Identify every line in the records below that contains the word "Remote", and reproduce each one.

[Data entries]
━━━━━━━━━━━━━━━━━━━━

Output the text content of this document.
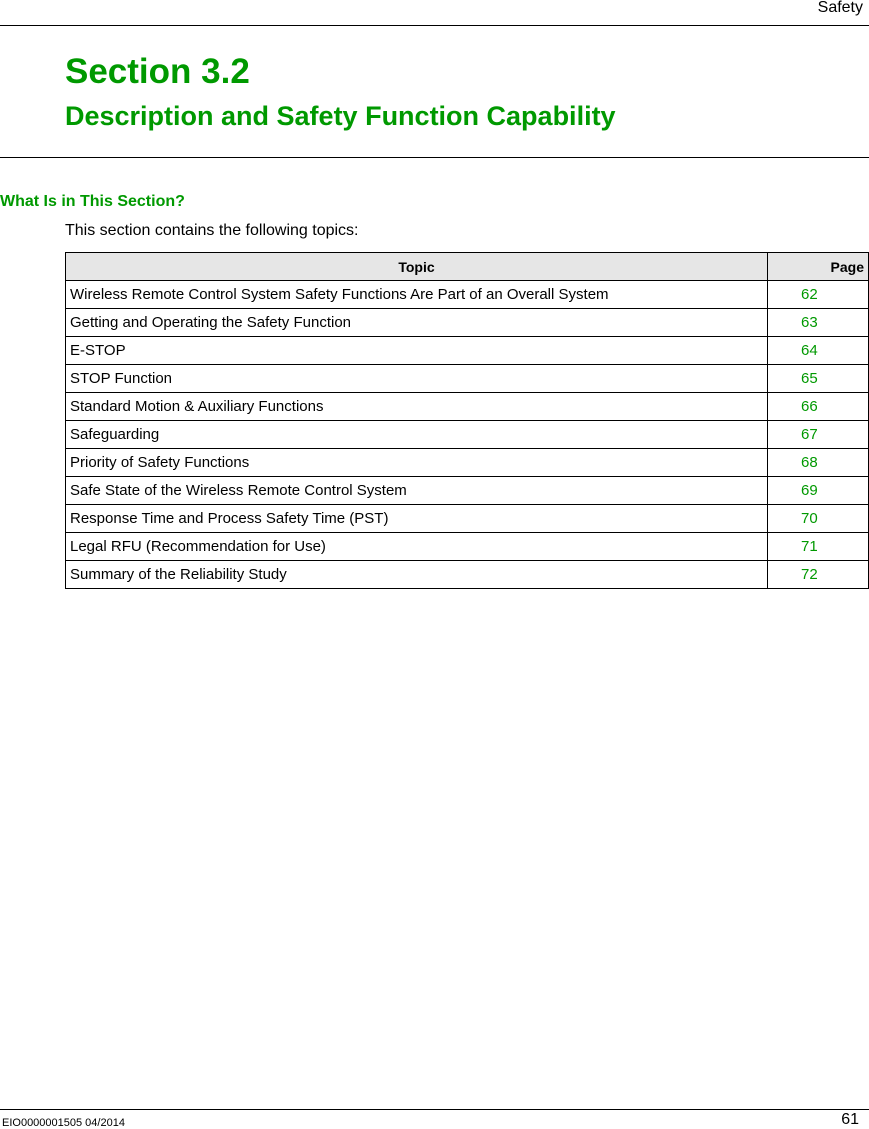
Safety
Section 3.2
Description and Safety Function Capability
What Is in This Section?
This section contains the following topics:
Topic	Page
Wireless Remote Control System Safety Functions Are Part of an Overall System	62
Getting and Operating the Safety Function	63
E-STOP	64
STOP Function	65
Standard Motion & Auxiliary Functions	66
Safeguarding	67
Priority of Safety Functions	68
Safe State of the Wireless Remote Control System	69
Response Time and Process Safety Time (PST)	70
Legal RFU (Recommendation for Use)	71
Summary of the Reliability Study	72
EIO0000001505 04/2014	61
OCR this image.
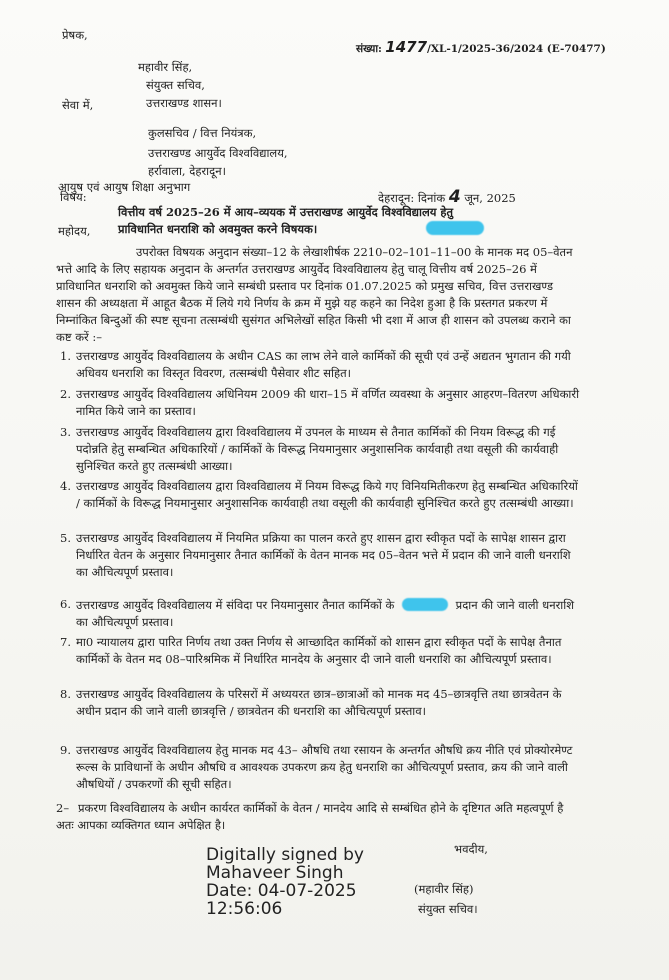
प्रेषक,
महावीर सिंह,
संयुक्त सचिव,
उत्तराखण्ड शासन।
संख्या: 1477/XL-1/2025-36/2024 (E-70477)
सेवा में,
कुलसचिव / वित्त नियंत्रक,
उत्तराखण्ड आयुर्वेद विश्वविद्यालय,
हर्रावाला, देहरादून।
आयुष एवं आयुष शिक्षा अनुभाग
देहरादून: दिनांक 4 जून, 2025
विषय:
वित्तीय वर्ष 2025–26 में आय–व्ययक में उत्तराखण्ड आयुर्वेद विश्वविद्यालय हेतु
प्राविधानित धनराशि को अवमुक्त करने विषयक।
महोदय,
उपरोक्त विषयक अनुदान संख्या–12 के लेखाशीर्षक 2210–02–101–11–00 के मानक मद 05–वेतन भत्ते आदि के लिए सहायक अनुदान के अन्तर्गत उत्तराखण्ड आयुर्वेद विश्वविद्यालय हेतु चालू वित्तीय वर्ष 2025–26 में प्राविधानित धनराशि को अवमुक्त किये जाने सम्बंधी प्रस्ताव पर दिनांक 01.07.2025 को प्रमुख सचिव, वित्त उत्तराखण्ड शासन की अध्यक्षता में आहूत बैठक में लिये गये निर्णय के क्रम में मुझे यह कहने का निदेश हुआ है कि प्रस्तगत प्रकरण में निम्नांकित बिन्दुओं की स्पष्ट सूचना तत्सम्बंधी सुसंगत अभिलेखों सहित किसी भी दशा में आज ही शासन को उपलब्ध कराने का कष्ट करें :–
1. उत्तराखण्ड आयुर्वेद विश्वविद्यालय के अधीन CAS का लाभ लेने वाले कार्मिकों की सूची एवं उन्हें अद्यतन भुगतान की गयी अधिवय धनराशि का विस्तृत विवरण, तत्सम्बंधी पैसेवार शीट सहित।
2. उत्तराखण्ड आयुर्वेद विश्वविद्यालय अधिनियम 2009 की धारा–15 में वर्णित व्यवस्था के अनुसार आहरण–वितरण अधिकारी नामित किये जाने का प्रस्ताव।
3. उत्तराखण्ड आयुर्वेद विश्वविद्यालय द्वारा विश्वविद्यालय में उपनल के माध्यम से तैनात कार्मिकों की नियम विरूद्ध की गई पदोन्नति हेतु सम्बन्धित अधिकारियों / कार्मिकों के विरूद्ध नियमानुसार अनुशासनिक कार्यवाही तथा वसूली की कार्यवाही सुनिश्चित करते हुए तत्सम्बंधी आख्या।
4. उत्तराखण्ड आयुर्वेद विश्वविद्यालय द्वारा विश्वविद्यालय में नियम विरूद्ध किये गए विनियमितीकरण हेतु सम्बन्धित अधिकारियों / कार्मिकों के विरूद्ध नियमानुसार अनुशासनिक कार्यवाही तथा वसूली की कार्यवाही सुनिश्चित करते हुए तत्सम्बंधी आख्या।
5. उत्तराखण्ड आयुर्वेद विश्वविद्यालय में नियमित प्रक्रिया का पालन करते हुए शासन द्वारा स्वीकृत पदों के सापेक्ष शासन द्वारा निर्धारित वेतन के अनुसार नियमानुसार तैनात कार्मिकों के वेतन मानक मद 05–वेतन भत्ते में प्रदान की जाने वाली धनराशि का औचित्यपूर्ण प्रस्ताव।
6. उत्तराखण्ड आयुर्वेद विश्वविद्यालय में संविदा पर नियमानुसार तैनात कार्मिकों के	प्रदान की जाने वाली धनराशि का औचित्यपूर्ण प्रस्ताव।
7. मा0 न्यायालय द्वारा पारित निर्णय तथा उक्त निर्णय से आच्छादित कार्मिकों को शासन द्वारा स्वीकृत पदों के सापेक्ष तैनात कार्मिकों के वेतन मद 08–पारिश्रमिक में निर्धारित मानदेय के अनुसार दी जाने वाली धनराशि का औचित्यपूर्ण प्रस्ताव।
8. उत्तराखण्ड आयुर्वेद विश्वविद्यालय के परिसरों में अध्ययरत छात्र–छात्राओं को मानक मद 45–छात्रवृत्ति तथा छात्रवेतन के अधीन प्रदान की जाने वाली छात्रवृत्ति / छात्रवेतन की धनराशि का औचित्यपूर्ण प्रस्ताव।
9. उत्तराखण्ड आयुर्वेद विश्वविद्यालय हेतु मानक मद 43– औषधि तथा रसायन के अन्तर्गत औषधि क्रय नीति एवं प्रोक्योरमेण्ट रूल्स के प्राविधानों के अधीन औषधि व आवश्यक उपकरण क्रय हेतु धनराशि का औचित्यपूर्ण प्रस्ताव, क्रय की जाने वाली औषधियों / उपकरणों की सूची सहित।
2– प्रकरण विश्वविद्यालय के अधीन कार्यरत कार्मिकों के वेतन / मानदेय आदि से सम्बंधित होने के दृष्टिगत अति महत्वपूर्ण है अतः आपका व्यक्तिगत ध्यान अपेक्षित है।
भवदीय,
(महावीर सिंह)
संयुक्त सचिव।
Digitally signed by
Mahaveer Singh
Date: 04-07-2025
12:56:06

━━━━━━━━━━━━━━━━━━━━

- **Task answer**
Wireless Remote Control System Safety Functions Are Part of an Overall System	62
Safe State of the Wireless Remote Control System	69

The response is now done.